◆ Instruction ◆
Count the lines below that contain the word "Hits". Give only the number.

------ Record extracts ------

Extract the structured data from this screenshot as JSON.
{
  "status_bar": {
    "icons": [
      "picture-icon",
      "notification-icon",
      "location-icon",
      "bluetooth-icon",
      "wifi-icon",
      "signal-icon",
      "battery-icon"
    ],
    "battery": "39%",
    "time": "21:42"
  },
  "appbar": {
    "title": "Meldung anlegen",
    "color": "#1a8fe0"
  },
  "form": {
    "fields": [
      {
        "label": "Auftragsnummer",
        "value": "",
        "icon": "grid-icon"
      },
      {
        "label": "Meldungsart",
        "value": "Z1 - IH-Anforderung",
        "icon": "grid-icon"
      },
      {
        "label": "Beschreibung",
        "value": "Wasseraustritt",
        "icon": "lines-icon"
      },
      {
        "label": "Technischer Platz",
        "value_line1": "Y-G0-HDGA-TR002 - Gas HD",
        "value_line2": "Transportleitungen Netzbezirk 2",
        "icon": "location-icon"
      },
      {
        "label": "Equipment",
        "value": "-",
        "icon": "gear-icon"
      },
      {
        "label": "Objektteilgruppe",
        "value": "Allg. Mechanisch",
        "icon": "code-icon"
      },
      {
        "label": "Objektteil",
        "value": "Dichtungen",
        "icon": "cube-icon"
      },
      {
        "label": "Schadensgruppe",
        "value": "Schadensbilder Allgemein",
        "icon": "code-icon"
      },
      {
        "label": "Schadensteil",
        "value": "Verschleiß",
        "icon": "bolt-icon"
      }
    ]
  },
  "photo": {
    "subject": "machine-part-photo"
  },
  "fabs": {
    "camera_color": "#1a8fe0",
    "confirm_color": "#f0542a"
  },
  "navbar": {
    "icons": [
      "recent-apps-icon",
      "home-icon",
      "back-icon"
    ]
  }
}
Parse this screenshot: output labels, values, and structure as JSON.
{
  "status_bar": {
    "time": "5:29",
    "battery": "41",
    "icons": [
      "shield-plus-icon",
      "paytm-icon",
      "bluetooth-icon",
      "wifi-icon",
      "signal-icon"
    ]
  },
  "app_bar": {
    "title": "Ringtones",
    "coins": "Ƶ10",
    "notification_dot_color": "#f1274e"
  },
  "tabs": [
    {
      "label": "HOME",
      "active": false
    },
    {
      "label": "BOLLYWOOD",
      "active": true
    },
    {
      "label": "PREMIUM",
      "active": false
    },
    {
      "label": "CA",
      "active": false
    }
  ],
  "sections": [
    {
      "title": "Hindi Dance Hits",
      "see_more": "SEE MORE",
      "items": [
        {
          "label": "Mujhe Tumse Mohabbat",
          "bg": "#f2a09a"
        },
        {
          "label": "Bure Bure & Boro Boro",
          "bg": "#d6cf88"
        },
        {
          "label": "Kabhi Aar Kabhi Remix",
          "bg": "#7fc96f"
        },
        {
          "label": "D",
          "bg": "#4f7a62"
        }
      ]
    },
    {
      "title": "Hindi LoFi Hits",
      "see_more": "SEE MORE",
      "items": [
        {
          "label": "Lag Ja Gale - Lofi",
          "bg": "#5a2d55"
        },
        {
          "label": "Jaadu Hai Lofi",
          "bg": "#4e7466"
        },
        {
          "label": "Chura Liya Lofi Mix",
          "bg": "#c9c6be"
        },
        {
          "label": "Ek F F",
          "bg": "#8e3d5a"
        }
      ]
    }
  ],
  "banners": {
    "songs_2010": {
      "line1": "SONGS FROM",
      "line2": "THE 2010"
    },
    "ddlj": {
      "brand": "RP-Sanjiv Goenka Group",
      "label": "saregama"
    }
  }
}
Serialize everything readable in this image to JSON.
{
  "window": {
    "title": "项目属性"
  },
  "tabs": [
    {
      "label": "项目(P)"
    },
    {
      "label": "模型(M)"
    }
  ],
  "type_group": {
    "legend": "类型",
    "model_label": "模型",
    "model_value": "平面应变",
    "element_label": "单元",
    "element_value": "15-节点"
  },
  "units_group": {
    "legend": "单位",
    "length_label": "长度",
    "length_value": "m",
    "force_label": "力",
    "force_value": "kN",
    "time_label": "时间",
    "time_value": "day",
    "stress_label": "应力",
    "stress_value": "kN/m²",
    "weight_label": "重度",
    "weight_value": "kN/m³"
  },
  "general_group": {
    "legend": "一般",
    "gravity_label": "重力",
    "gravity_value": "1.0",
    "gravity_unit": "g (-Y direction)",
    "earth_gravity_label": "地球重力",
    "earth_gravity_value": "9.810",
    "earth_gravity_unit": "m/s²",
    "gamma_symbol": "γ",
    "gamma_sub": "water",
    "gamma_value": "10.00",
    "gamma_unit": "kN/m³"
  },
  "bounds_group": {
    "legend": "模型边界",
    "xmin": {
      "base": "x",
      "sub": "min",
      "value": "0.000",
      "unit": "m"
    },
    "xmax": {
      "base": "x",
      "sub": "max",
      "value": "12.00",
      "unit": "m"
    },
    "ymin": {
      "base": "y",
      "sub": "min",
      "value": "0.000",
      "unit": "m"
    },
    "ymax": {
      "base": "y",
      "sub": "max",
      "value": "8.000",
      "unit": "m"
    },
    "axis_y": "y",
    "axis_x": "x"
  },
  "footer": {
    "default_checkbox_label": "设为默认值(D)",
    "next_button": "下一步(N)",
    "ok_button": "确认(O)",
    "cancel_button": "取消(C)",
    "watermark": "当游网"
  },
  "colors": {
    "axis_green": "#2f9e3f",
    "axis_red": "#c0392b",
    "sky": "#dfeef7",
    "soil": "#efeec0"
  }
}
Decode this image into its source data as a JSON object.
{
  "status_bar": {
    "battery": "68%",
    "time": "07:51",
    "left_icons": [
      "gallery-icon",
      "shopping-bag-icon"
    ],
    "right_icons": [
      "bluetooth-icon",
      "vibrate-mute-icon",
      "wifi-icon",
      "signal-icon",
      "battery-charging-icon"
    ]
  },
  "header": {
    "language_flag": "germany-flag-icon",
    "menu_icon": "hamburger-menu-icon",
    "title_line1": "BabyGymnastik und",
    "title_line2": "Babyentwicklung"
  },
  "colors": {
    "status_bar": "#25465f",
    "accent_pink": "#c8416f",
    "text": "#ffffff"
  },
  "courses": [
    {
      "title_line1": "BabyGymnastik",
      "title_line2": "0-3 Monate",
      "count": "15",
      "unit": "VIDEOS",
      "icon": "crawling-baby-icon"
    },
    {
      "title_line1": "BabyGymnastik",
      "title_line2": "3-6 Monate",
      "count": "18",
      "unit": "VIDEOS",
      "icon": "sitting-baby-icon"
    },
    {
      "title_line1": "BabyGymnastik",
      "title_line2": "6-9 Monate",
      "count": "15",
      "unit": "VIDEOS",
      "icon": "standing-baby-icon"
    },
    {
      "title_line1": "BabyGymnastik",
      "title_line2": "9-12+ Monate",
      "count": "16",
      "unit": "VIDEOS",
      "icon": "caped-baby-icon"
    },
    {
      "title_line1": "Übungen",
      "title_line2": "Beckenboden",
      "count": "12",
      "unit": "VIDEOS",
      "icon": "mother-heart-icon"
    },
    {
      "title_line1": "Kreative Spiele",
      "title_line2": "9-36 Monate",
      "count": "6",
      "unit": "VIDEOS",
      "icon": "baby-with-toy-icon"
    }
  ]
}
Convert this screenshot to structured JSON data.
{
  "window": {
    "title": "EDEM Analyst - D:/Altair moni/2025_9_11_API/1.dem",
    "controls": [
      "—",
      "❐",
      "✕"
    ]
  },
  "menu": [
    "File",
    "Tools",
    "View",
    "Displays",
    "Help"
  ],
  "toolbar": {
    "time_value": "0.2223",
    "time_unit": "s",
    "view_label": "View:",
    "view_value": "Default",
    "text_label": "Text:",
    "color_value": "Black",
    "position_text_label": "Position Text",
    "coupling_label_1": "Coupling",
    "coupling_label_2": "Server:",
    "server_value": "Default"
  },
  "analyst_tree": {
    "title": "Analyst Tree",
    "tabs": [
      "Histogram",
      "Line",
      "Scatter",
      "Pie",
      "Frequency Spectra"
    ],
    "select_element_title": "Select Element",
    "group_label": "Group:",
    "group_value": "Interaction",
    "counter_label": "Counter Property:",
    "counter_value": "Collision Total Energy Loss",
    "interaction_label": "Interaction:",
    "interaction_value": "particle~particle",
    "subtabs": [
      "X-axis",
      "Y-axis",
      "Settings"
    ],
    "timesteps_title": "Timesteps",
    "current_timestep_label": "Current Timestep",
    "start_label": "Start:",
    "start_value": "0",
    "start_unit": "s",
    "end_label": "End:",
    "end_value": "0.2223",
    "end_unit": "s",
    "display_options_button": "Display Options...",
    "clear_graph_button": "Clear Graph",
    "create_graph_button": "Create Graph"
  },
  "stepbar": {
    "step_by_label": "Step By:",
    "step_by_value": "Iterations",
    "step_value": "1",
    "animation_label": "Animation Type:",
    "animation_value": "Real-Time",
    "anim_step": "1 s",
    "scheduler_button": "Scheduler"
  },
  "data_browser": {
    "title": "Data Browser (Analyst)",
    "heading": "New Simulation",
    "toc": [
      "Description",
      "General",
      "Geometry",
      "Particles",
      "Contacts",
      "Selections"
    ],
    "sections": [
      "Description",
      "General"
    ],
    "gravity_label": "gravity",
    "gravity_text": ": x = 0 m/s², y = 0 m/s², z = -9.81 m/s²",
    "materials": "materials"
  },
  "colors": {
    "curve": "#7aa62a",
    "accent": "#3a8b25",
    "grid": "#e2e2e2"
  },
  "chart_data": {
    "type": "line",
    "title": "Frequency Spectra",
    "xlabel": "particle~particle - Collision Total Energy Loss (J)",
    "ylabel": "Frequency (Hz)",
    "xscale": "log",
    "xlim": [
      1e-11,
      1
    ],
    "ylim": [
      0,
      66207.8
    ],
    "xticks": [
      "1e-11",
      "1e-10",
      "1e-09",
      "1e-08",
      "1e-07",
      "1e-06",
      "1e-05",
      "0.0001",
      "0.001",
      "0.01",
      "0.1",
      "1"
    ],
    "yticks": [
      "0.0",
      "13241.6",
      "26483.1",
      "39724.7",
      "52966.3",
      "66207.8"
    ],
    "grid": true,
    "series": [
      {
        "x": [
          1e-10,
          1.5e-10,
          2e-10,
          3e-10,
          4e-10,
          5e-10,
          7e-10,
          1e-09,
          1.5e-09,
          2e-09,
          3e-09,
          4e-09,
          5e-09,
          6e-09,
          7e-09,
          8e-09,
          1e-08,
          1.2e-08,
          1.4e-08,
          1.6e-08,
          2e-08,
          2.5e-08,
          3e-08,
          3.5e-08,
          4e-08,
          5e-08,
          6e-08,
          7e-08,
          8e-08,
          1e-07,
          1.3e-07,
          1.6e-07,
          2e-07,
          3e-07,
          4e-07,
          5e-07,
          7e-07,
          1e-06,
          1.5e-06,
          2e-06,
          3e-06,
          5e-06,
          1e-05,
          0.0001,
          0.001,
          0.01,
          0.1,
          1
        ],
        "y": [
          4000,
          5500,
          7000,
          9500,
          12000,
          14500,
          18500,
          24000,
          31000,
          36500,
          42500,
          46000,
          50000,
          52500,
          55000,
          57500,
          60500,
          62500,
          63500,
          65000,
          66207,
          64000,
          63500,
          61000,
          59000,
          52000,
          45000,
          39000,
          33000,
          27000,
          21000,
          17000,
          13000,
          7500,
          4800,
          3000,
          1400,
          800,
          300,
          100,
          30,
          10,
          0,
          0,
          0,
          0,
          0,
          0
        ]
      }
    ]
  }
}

------

◆ Correct result ◆
2